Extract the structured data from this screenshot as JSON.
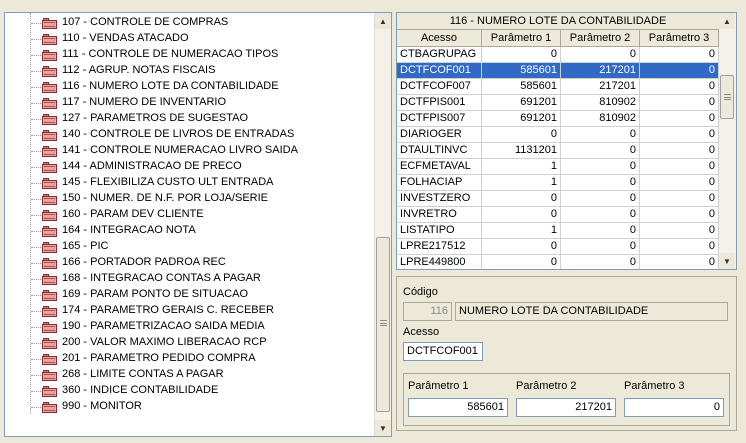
{
  "tree": {
    "items": [
      "107 - CONTROLE DE COMPRAS",
      "110 - VENDAS ATACADO",
      "111 - CONTROLE DE NUMERACAO TIPOS",
      "112 - AGRUP. NOTAS FISCAIS",
      "116 - NUMERO LOTE DA CONTABILIDADE",
      "117 - NUMERO DE INVENTARIO",
      "127 - PARAMETROS DE SUGESTAO",
      "140 - CONTROLE DE LIVROS DE ENTRADAS",
      "141 - CONTROLE NUMERACAO LIVRO SAIDA",
      "144 - ADMINISTRACAO DE PRECO",
      "145 - FLEXIBILIZA CUSTO ULT ENTRADA",
      "150 - NUMER. DE N.F. POR LOJA/SERIE",
      "160 - PARAM DEV CLIENTE",
      "164 - INTEGRACAO NOTA",
      "165 - PIC",
      "166 - PORTADOR PADROA REC",
      "168 - INTEGRACAO CONTAS A PAGAR",
      "169 - PARAM PONTO DE SITUACAO",
      "174 - PARAMETRO GERAIS C. RECEBER",
      "190 - PARAMETRIZACAO SAIDA MEDIA",
      "200 - VALOR MAXIMO LIBERACAO RCP",
      "201 - PARAMETRO PEDIDO COMPRA",
      "268 - LIMITE CONTAS A PAGAR",
      "360 - INDICE CONTABILIDADE",
      "990 - MONITOR"
    ]
  },
  "grid": {
    "title": "116 - NUMERO LOTE DA CONTABILIDADE",
    "columns": [
      "Acesso",
      "Parâmetro 1",
      "Parâmetro 2",
      "Parâmetro 3"
    ],
    "selected_index": 1,
    "rows": [
      [
        "CTBAGRUPAG",
        "0",
        "0",
        "0"
      ],
      [
        "DCTFCOF001",
        "585601",
        "217201",
        "0"
      ],
      [
        "DCTFCOF007",
        "585601",
        "217201",
        "0"
      ],
      [
        "DCTFPIS001",
        "691201",
        "810902",
        "0"
      ],
      [
        "DCTFPIS007",
        "691201",
        "810902",
        "0"
      ],
      [
        "DIARIOGER",
        "0",
        "0",
        "0"
      ],
      [
        "DTAULTINVC",
        "1131201",
        "0",
        "0"
      ],
      [
        "ECFMETAVAL",
        "1",
        "0",
        "0"
      ],
      [
        "FOLHACIAP",
        "1",
        "0",
        "0"
      ],
      [
        "INVESTZERO",
        "0",
        "0",
        "0"
      ],
      [
        "INVRETRO",
        "0",
        "0",
        "0"
      ],
      [
        "LISTATIPO",
        "1",
        "0",
        "0"
      ],
      [
        "LPRE217512",
        "0",
        "0",
        "0"
      ],
      [
        "LPRE449800",
        "0",
        "0",
        "0"
      ]
    ]
  },
  "detail": {
    "codigo_label": "Código",
    "codigo_value": "116",
    "descricao_value": "NUMERO LOTE DA CONTABILIDADE",
    "acesso_label": "Acesso",
    "acesso_value": "DCTFCOF001",
    "param1_label": "Parâmetro 1",
    "param1_value": "585601",
    "param2_label": "Parâmetro 2",
    "param2_value": "217201",
    "param3_label": "Parâmetro 3",
    "param3_value": "0"
  },
  "colors": {
    "selection": "#316ac5",
    "folder": "#e8a0a0"
  }
}
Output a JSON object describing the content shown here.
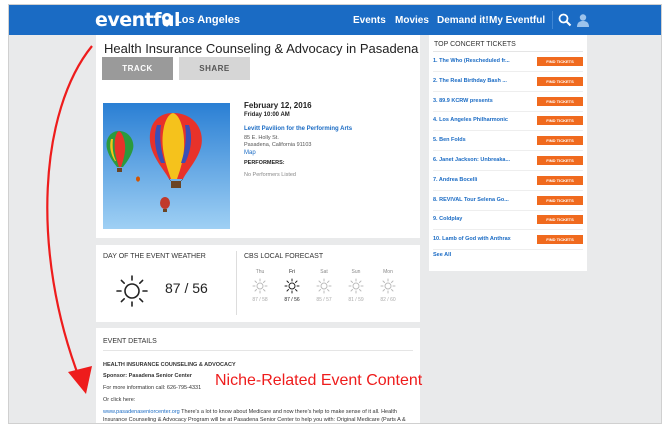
{
  "nav": {
    "logo": "eventful",
    "city": "Los Angeles",
    "links": [
      "Events",
      "Movies",
      "Demand it!",
      "My Eventful"
    ]
  },
  "event": {
    "title": "Health Insurance Counseling & Advocacy in Pasadena",
    "track_label": "TRACK",
    "share_label": "SHARE",
    "date": "February 12, 2016",
    "time": "Friday  10:00 AM",
    "venue": "Levitt Pavilion for the Performing Arts",
    "address1": "85 E. Holly St.",
    "address2": "Pasadena, California 91103",
    "map_link": "Map",
    "performers_label": "PERFORMERS:",
    "performers_value": "No Performers Listed"
  },
  "weather": {
    "heading": "DAY OF THE EVENT WEATHER",
    "temp": "87 / 56",
    "forecast_heading": "CBS LOCAL FORECAST",
    "days": [
      {
        "day": "Thu",
        "temps": "87 / 58",
        "active": false
      },
      {
        "day": "Fri",
        "temps": "87 / 56",
        "active": true
      },
      {
        "day": "Sat",
        "temps": "85 / 57",
        "active": false
      },
      {
        "day": "Sun",
        "temps": "81 / 59",
        "active": false
      },
      {
        "day": "Mon",
        "temps": "82 / 60",
        "active": false
      }
    ]
  },
  "details": {
    "heading": "EVENT DETAILS",
    "event_name": "HEALTH INSURANCE COUNSELING & ADVOCACY",
    "sponsor": "Sponsor: Pasadena Senior Center",
    "info": "For more information call: 626-795-4331",
    "click": "Or click here:",
    "link": "www.pasadenaseniorcenter.org",
    "body1": " There's a lot to know about Medicare and now there's help to make sense of it all. Health",
    "body2": "Insurance Counseling & Advocacy Program will be at Pasadena Senior Center to help you with: Original Medicare (Parts A &"
  },
  "tickets": {
    "heading": "TOP CONCERT TICKETS",
    "button_label": "FIND TICKETS",
    "items": [
      "1. The Who (Rescheduled fr...",
      "2. The Real Birthday Bash ...",
      "3. 89.9 KCRW presents",
      "4. Los Angeles Philharmonic",
      "5. Ben Folds",
      "6. Janet Jackson: Unbreaka...",
      "7. Andrea Bocelli",
      "8. REVIVAL Tour Selena Go...",
      "9. Coldplay",
      "10. Lamb of God with Anthrax"
    ],
    "see_all": "See All"
  },
  "annotation": {
    "caption": "Niche-Related Event Content"
  },
  "colors": {
    "brand_blue": "#1a6bc4",
    "ticket_orange": "#f06a1e",
    "annotation_red": "#ee1c1c"
  }
}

■ GIVEN TASK: Restate the data above word for word. Do not include the images.

■ CORRECT RESPONSE:
Extract the structured data from this screenshot as JSON.
{
  "tree": {
    "items": [
      "107 - CONTROLE DE COMPRAS",
      "110 - VENDAS ATACADO",
      "111 - CONTROLE DE NUMERACAO TIPOS",
      "112 - AGRUP. NOTAS FISCAIS",
      "116 - NUMERO LOTE DA CONTABILIDADE",
      "117 - NUMERO DE INVENTARIO",
      "127 - PARAMETROS DE SUGESTAO",
      "140 - CONTROLE DE LIVROS DE ENTRADAS",
      "141 - CONTROLE NUMERACAO LIVRO SAIDA",
      "144 - ADMINISTRACAO DE PRECO",
      "145 - FLEXIBILIZA CUSTO ULT ENTRADA",
      "150 - NUMER. DE N.F. POR LOJA/SERIE",
      "160 - PARAM DEV CLIENTE",
      "164 - INTEGRACAO NOTA",
      "165 - PIC",
      "166 - PORTADOR PADROA REC",
      "168 - INTEGRACAO CONTAS A PAGAR",
      "169 - PARAM PONTO DE SITUACAO",
      "174 - PARAMETRO GERAIS C. RECEBER",
      "190 - PARAMETRIZACAO SAIDA MEDIA",
      "200 - VALOR MAXIMO LIBERACAO RCP",
      "201 - PARAMETRO PEDIDO COMPRA",
      "268 - LIMITE CONTAS A PAGAR",
      "360 - INDICE CONTABILIDADE",
      "990 - MONITOR"
    ]
  },
  "grid": {
    "title": "116 - NUMERO LOTE DA CONTABILIDADE",
    "columns": [
      "Acesso",
      "Parâmetro 1",
      "Parâmetro 2",
      "Parâmetro 3"
    ],
    "selected_index": 1,
    "rows": [
      [
        "CTBAGRUPAG",
        "0",
        "0",
        "0"
      ],
      [
        "DCTFCOF001",
        "585601",
        "217201",
        "0"
      ],
      [
        "DCTFCOF007",
        "585601",
        "217201",
        "0"
      ],
      [
        "DCTFPIS001",
        "691201",
        "810902",
        "0"
      ],
      [
        "DCTFPIS007",
        "691201",
        "810902",
        "0"
      ],
      [
        "DIARIOGER",
        "0",
        "0",
        "0"
      ],
      [
        "DTAULTINVC",
        "1131201",
        "0",
        "0"
      ],
      [
        "ECFMETAVAL",
        "1",
        "0",
        "0"
      ],
      [
        "FOLHACIAP",
        "1",
        "0",
        "0"
      ],
      [
        "INVESTZERO",
        "0",
        "0",
        "0"
      ],
      [
        "INVRETRO",
        "0",
        "0",
        "0"
      ],
      [
        "LISTATIPO",
        "1",
        "0",
        "0"
      ],
      [
        "LPRE217512",
        "0",
        "0",
        "0"
      ],
      [
        "LPRE449800",
        "0",
        "0",
        "0"
      ]
    ]
  },
  "detail": {
    "codigo_label": "Código",
    "codigo_value": "116",
    "descricao_value": "NUMERO LOTE DA CONTABILIDADE",
    "acesso_label": "Acesso",
    "acesso_value": "DCTFCOF001",
    "param1_label": "Parâmetro 1",
    "param1_value": "585601",
    "param2_label": "Parâmetro 2",
    "param2_value": "217201",
    "param3_label": "Parâmetro 3",
    "param3_value": "0"
  },
  "colors": {
    "selection": "#316ac5",
    "folder": "#e8a0a0"
  }
}
Output a JSON object describing the content shown here.
{
  "nav": {
    "logo": "eventful",
    "city": "Los Angeles",
    "links": [
      "Events",
      "Movies",
      "Demand it!",
      "My Eventful"
    ]
  },
  "event": {
    "title": "Health Insurance Counseling & Advocacy in Pasadena",
    "track_label": "TRACK",
    "share_label": "SHARE",
    "date": "February 12, 2016",
    "time": "Friday  10:00 AM",
    "venue": "Levitt Pavilion for the Performing Arts",
    "address1": "85 E. Holly St.",
    "address2": "Pasadena, California 91103",
    "map_link": "Map",
    "performers_label": "PERFORMERS:",
    "performers_value": "No Performers Listed"
  },
  "weather": {
    "heading": "DAY OF THE EVENT WEATHER",
    "temp": "87 / 56",
    "forecast_heading": "CBS LOCAL FORECAST",
    "days": [
      {
        "day": "Thu",
        "temps": "87 / 58",
        "active": false
      },
      {
        "day": "Fri",
        "temps": "87 / 56",
        "active": true
      },
      {
        "day": "Sat",
        "temps": "85 / 57",
        "active": false
      },
      {
        "day": "Sun",
        "temps": "81 / 59",
        "active": false
      },
      {
        "day": "Mon",
        "temps": "82 / 60",
        "active": false
      }
    ]
  },
  "details": {
    "heading": "EVENT DETAILS",
    "event_name": "HEALTH INSURANCE COUNSELING & ADVOCACY",
    "sponsor": "Sponsor: Pasadena Senior Center",
    "info": "For more information call: 626-795-4331",
    "click": "Or click here:",
    "link": "www.pasadenaseniorcenter.org",
    "body1": " There's a lot to know about Medicare and now there's help to make sense of it all. Health",
    "body2": "Insurance Counseling & Advocacy Program will be at Pasadena Senior Center to help you with: Original Medicare (Parts A &"
  },
  "tickets": {
    "heading": "TOP CONCERT TICKETS",
    "button_label": "FIND TICKETS",
    "items": [
      "1. The Who (Rescheduled fr...",
      "2. The Real Birthday Bash ...",
      "3. 89.9 KCRW presents",
      "4. Los Angeles Philharmonic",
      "5. Ben Folds",
      "6. Janet Jackson: Unbreaka...",
      "7. Andrea Bocelli",
      "8. REVIVAL Tour Selena Go...",
      "9. Coldplay",
      "10. Lamb of God with Anthrax"
    ],
    "see_all": "See All"
  },
  "annotation": {
    "caption": "Niche-Related Event Content"
  },
  "colors": {
    "brand_blue": "#1a6bc4",
    "ticket_orange": "#f06a1e",
    "annotation_red": "#ee1c1c"
  }
}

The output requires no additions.